§ Text passage

Camelot T-bred enchants Warmblood barn

Valentina was purchased from the Camelot Horse Weekly site by Warmblood dressage trainer Linda McDowell. Though she is opinionated, she is a barn favorite among all its inhabitants.

Valentina was purchased from the Camelot Horse Weekly site by Warmblood dressage trainer Linda McDowell. Though she is opinionated, she is a barn favorite among all its inhabitants.

Nearly three years ago dedicated Warmblood owner and dressage trainer Linda McDowell made a flying lead change of a different sort.

“I decided to take a horse from Camelot,” she says. “At the time, I was leasing a 20-stall horse farm on the eastern shore of Maryland, and I decided I wanted to do a good deed and rescue a horse.”

Going only from photographs she saw on social media page Camelot Horse Weekly, McDowell chose Valentina (JC: Julia S), a dainty dark bay who, when standing next to her Warmbloods at home, looked like a yearling.

Collection entries
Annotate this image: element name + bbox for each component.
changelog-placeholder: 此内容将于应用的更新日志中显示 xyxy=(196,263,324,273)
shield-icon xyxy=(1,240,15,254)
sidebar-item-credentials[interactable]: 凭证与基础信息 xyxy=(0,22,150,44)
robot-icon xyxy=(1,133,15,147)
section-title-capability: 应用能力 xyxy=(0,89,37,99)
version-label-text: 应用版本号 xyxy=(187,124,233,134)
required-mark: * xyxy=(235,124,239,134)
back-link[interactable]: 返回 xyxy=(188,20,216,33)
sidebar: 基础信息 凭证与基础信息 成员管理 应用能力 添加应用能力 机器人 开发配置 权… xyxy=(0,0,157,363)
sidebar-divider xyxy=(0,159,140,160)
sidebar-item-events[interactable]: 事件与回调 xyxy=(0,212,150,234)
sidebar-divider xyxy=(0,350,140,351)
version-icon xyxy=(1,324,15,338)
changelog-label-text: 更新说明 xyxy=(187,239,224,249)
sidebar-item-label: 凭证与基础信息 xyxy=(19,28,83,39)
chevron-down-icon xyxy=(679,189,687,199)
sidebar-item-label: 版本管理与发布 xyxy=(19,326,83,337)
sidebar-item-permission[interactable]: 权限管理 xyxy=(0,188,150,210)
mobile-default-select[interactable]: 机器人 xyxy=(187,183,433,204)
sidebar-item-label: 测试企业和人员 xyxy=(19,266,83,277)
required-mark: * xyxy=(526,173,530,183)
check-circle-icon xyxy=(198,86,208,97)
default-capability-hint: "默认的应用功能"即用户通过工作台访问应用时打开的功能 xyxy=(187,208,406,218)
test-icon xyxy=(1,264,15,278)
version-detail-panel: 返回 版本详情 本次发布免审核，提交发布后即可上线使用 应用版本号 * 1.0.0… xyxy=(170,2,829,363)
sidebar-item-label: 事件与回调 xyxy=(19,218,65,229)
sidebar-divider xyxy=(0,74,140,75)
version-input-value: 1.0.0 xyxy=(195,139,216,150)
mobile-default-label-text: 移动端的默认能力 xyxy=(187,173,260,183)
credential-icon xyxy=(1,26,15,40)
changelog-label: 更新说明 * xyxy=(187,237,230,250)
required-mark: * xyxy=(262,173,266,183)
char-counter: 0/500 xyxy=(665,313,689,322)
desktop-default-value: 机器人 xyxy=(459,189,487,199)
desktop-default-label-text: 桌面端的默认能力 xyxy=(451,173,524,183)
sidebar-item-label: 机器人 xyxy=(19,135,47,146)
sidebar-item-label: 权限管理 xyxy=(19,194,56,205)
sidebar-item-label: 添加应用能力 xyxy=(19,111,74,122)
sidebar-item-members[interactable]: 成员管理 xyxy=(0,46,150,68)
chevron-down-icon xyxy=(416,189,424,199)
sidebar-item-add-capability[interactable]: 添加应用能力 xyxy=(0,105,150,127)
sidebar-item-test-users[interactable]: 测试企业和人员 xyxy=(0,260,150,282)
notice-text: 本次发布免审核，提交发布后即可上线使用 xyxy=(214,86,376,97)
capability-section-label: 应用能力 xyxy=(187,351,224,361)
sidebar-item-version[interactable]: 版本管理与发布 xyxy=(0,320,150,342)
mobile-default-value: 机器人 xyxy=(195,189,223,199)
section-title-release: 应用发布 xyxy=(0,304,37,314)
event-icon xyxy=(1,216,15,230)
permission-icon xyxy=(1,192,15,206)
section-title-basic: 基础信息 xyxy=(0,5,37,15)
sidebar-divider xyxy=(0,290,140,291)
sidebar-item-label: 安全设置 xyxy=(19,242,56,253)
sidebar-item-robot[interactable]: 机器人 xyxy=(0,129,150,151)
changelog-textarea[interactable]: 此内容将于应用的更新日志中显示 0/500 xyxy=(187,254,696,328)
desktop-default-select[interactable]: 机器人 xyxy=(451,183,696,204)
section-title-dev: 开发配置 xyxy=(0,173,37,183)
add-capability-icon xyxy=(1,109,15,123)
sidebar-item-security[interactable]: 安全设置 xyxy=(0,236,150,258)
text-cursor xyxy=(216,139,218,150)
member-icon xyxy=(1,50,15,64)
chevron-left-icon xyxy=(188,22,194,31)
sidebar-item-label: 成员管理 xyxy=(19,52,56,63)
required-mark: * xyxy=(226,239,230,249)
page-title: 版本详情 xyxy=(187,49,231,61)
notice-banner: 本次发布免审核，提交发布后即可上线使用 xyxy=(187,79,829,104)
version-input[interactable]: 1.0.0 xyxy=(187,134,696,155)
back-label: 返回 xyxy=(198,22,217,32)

§ Required tasks
**a)** According to the article, what was McDowell leasing when she decided to take a horse from Camelot?
**b)** Transcribe the part of the article that starts at the words "Going only from" and ends after the words "like a yearling.".
**c)** Condense the article's paragraph beginning "Going only from photographs" into a single shorter sentence that retains its main facts.
Rely solely on the article when responding.

§ Task solutions
**a)** A 20-stall horse farm on the eastern shore of Maryland.

**b)**
Going only from photographs she saw on social media page Camelot Horse Weekly, McDowell chose Valentina (JC: Julia S), a dainty dark bay who, when standing next to her Warmbloods at home, looked like a yearling.

**c)** Relying solely on photographs from the social media page Camelot Horse Weekly, McDowell chose Valentina (JC: Julia S), a dainty dark bay who looked like a yearling beside her Warmbloods.